• _Brief_
Track down each line that has the word "pour" and copy it.

Collection entries
####################
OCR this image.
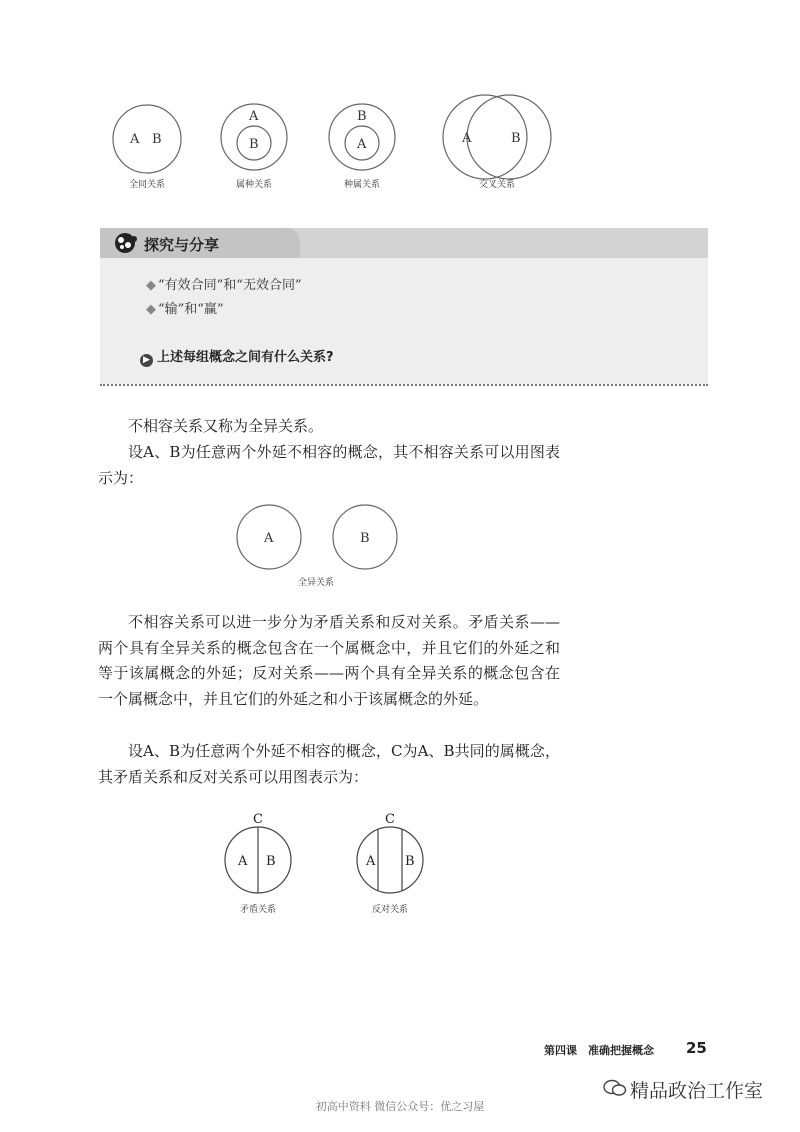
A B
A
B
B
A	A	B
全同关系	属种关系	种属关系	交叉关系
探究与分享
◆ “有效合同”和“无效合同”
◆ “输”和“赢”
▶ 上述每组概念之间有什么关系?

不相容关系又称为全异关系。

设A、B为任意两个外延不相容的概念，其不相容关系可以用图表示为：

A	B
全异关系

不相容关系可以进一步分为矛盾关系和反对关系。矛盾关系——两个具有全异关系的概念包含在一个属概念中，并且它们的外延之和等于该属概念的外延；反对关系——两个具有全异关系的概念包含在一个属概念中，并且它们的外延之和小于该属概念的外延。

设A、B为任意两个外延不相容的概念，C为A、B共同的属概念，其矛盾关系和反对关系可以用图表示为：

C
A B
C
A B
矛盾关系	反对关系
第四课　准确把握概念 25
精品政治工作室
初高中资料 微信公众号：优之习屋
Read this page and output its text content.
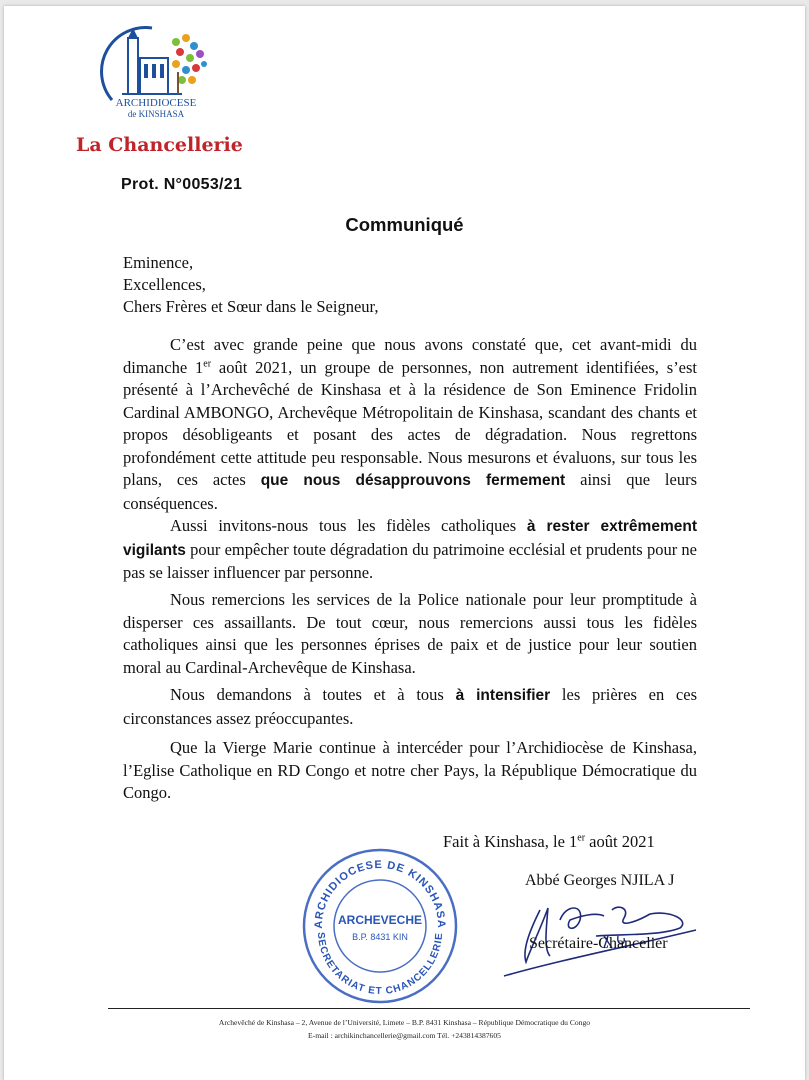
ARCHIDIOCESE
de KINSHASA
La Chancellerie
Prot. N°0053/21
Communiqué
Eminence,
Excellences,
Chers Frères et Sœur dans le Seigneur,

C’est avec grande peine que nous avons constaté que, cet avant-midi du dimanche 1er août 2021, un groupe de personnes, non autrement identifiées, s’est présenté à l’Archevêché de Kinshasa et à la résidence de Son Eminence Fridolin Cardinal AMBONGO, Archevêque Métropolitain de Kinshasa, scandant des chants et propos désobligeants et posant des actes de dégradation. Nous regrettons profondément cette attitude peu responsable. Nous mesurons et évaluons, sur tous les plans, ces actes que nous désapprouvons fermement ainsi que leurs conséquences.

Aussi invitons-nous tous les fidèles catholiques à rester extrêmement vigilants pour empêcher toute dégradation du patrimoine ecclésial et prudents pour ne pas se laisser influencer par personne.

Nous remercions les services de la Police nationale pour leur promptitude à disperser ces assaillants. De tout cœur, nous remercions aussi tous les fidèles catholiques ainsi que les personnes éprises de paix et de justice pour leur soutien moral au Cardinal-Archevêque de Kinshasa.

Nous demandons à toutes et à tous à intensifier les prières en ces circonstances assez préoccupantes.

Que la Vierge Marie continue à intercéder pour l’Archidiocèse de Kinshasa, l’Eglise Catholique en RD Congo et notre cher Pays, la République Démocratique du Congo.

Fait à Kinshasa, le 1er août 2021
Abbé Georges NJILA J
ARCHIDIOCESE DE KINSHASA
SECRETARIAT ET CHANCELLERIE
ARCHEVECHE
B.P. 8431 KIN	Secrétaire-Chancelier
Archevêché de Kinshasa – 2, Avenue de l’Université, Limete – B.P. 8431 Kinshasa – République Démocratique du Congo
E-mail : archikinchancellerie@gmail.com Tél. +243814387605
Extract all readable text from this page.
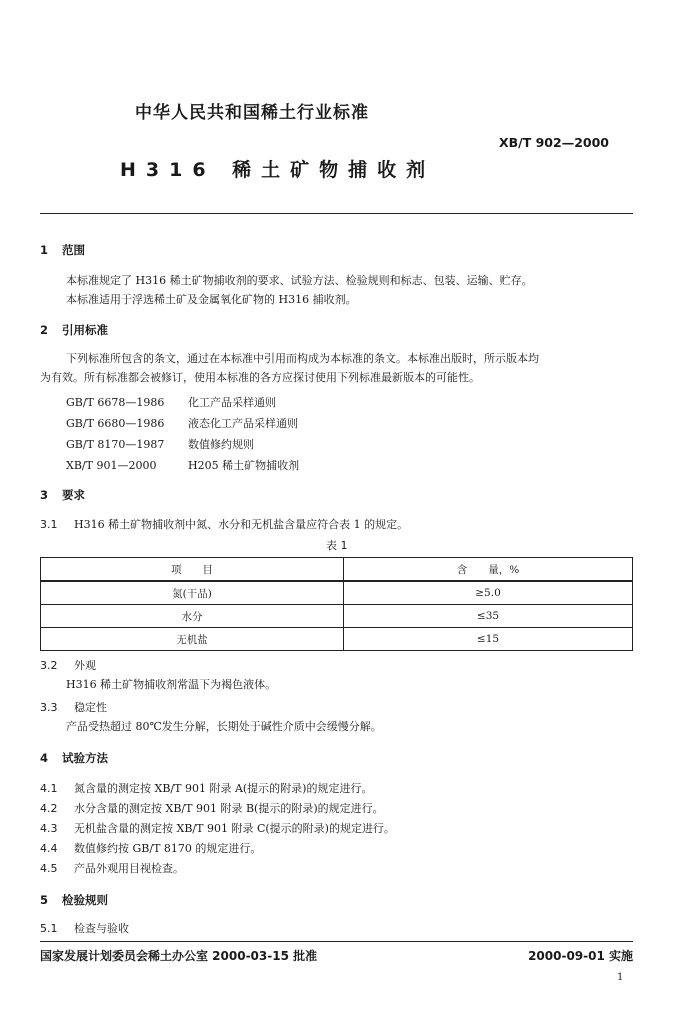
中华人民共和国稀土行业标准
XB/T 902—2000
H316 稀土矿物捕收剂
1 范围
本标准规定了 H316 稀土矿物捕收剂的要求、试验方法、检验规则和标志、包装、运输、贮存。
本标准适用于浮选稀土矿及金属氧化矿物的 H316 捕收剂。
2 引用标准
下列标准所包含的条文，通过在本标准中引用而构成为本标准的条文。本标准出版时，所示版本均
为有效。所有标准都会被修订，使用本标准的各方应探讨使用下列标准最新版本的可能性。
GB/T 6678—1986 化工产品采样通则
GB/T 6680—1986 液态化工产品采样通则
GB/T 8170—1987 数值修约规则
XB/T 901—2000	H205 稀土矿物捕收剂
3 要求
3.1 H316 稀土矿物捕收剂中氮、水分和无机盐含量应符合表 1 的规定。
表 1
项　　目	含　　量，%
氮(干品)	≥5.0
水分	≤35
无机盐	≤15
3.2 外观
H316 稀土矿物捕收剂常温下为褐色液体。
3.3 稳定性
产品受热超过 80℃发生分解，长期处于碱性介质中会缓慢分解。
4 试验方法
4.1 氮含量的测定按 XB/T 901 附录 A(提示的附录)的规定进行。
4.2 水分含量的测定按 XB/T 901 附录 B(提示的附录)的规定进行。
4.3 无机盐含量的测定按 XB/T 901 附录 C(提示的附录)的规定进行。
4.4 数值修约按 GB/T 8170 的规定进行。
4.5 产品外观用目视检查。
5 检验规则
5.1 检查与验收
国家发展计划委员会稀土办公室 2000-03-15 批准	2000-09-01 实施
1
####################
• _Solution for this exercise_
Aussi invitons-nous tous les fidèles catholiques à rester extrêmement vigilants pour empêcher toute dégradation du patrimoine ecclésial et prudents pour ne pas se laisser influencer par personne.
Nous remercions les services de la Police nationale pour leur promptitude à disperser ces assaillants. De tout cœur, nous remercions aussi tous les fidèles catholiques ainsi que les personnes éprises de paix et de justice pour leur soutien moral au Cardinal-Archevêque de Kinshasa.
Que la Vierge Marie continue à intercéder pour l’Archidiocèse de Kinshasa, l’Eglise Catholique en RD Congo et notre cher Pays, la République Démocratique du Congo.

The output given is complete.